• **Task directions**
Find the word "JSON" in the records below. List each line containing it.

• **Task data**

..........

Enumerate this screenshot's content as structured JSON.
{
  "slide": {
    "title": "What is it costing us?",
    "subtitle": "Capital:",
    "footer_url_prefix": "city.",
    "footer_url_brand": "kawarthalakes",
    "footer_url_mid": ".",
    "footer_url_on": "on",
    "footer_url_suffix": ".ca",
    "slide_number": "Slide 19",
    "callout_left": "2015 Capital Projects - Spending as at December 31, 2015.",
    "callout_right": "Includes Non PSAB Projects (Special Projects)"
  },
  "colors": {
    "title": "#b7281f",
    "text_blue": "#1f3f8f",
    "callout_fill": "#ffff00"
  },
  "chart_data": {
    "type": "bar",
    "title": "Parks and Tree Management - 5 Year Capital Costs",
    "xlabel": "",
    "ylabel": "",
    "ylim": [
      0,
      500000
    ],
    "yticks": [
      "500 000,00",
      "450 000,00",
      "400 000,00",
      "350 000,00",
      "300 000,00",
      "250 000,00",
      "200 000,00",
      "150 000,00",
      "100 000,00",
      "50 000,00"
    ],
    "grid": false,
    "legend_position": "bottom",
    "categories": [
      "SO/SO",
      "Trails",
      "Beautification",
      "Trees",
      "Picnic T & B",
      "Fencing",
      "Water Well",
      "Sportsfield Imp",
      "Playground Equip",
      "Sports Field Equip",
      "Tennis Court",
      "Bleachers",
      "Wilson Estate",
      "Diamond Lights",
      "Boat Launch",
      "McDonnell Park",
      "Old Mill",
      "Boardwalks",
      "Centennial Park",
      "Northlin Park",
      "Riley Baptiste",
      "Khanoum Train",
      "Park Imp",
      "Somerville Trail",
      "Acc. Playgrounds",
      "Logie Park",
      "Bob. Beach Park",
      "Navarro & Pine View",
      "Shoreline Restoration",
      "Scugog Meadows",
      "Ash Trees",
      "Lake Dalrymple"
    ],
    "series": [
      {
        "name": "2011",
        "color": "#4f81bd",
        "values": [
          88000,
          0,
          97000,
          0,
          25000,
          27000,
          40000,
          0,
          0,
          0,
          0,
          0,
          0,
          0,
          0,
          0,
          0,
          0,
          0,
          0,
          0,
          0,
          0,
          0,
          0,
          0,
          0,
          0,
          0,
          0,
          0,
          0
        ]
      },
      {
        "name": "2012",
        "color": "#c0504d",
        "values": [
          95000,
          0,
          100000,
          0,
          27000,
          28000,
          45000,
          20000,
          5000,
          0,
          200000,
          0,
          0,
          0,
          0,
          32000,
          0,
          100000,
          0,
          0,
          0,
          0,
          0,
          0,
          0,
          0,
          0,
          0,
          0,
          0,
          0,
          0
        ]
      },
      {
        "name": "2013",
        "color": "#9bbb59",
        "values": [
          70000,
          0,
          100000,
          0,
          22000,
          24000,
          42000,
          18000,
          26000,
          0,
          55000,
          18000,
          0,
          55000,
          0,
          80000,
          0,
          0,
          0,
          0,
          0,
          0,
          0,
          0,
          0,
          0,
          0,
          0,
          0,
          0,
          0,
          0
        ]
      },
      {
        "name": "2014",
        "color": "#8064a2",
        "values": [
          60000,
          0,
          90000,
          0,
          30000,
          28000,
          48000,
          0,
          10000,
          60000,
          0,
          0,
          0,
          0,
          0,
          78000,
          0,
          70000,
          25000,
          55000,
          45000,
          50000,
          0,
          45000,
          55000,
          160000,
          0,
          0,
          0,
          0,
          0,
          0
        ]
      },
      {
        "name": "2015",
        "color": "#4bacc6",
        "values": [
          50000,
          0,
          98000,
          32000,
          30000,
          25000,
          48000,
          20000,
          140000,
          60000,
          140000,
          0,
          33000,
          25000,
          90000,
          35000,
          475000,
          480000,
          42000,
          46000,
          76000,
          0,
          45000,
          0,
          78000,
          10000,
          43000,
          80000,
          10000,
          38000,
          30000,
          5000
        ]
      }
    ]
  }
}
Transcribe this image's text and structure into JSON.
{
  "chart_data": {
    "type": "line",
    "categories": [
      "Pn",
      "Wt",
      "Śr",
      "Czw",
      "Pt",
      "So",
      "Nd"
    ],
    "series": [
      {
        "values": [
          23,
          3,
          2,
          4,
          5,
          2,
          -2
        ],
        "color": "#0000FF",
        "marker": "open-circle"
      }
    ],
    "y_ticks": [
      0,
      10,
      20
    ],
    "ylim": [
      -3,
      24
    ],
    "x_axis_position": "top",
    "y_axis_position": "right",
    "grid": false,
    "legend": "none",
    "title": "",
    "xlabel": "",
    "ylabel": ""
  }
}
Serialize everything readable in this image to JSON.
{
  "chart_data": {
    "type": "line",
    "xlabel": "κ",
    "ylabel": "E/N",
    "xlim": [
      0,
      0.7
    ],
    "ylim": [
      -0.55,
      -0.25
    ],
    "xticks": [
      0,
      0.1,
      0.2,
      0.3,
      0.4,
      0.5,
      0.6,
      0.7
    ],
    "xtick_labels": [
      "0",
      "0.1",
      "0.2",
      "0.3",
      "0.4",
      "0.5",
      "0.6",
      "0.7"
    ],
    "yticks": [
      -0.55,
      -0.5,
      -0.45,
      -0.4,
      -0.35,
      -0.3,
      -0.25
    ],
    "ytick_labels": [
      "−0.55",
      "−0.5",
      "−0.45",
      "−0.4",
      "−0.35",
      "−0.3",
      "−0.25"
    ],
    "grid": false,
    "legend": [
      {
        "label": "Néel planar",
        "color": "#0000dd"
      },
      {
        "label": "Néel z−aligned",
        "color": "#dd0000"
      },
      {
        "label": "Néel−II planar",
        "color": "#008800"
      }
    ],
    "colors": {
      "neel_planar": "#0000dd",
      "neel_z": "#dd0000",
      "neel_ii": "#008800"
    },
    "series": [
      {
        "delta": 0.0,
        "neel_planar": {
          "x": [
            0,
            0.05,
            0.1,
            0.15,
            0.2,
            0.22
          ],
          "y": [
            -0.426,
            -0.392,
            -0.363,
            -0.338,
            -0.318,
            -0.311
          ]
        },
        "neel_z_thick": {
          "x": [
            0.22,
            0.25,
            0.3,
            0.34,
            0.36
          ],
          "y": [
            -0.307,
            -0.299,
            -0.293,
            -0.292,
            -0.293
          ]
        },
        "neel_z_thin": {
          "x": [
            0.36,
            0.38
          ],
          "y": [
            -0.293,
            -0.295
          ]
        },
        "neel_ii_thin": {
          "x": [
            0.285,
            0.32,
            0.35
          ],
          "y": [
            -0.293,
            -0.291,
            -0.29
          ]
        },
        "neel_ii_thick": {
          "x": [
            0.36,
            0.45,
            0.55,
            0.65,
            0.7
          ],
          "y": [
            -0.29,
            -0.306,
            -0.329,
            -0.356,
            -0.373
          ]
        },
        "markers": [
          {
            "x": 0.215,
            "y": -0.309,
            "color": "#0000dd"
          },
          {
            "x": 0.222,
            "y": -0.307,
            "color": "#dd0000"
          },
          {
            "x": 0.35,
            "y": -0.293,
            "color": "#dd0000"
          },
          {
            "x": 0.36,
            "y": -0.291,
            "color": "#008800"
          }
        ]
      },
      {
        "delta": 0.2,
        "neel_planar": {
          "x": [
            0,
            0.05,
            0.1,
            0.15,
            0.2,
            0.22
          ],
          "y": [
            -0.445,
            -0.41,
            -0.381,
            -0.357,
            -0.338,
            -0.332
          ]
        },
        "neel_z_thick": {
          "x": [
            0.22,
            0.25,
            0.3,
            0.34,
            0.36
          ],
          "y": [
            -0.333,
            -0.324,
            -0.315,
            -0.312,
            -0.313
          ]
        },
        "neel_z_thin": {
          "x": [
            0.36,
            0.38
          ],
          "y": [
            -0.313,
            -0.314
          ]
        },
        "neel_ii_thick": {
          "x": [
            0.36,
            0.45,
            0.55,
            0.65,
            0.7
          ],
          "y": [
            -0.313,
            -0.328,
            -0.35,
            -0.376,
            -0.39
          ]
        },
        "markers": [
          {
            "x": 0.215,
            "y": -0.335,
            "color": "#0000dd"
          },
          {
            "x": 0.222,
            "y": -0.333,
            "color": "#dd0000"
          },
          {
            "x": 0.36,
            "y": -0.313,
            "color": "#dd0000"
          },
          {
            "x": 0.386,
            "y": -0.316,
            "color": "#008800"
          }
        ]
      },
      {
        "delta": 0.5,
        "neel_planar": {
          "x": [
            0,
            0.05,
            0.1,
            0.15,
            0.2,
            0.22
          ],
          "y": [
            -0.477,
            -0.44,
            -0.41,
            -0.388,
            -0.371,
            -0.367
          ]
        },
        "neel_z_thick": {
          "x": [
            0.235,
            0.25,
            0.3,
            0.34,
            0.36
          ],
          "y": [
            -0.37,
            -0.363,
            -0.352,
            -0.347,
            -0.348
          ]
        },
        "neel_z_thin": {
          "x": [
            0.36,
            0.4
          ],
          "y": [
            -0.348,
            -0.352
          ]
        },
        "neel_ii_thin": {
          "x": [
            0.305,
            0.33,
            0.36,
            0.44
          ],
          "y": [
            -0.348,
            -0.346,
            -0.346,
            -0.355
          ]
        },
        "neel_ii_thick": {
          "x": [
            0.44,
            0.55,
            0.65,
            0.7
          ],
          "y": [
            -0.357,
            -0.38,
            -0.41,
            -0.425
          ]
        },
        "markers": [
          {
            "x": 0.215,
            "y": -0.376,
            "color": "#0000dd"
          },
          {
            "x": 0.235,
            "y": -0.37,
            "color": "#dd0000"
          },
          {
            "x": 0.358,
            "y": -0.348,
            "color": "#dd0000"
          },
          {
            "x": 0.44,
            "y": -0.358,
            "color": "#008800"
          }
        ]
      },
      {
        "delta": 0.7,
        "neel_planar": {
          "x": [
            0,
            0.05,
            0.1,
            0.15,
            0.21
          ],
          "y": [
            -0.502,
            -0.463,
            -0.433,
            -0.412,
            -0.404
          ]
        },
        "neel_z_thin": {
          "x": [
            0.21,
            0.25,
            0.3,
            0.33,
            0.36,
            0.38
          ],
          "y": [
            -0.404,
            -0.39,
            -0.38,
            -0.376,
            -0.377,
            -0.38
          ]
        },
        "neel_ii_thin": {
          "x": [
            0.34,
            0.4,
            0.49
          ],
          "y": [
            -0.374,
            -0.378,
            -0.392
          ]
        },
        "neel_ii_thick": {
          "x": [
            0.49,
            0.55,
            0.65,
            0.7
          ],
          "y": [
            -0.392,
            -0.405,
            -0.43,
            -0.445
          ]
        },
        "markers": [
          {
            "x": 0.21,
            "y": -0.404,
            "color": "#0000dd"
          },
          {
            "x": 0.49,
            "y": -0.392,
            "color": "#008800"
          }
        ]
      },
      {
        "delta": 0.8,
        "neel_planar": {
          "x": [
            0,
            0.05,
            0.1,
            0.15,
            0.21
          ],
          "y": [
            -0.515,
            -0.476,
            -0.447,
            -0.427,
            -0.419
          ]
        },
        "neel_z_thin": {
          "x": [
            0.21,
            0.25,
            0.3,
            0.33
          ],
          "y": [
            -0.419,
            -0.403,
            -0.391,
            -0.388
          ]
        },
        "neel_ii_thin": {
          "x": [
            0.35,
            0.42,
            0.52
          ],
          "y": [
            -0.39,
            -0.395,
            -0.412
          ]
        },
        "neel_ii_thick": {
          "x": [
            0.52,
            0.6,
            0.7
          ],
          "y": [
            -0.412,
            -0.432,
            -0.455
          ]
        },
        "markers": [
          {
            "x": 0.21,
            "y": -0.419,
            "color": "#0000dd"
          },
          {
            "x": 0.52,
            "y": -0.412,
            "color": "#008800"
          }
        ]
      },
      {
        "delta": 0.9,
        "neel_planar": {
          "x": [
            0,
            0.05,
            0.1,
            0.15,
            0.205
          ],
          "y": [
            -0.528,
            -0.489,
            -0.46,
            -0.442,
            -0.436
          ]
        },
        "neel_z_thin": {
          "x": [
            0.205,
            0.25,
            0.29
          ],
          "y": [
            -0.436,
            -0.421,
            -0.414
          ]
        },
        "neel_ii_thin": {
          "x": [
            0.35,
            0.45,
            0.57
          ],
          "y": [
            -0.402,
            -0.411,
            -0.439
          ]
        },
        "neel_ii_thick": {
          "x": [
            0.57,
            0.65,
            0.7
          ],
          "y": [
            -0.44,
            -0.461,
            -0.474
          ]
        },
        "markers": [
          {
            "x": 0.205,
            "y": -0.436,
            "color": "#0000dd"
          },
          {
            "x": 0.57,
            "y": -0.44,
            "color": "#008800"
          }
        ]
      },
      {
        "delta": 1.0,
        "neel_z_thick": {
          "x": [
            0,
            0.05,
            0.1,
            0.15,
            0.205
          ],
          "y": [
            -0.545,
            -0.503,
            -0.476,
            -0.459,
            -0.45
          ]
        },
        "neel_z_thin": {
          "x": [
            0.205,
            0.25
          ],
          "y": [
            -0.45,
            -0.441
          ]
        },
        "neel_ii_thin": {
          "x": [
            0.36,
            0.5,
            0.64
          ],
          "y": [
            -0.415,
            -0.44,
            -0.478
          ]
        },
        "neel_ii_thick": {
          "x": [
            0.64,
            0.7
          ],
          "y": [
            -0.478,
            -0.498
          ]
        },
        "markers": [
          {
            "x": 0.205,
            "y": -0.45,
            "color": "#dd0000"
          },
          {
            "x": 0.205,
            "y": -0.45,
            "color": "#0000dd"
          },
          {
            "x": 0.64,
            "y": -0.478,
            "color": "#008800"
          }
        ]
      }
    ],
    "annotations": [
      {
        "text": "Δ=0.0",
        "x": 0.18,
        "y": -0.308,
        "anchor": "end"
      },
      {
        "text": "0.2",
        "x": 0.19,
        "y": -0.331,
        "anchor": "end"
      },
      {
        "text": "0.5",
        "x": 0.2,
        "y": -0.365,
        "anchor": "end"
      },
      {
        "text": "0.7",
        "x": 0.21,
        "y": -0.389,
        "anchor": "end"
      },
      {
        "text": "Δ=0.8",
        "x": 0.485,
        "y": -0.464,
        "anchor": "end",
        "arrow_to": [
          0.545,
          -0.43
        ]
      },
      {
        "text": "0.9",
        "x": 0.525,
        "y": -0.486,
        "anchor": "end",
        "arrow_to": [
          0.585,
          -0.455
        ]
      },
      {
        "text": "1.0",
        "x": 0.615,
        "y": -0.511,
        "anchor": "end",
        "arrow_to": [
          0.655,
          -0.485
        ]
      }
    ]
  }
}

..........

• **Result**
Enumerate this screenshot's content as structured JSON.
Transcribe this image's text and structure into JSON.
Serialize everything readable in this image to JSON.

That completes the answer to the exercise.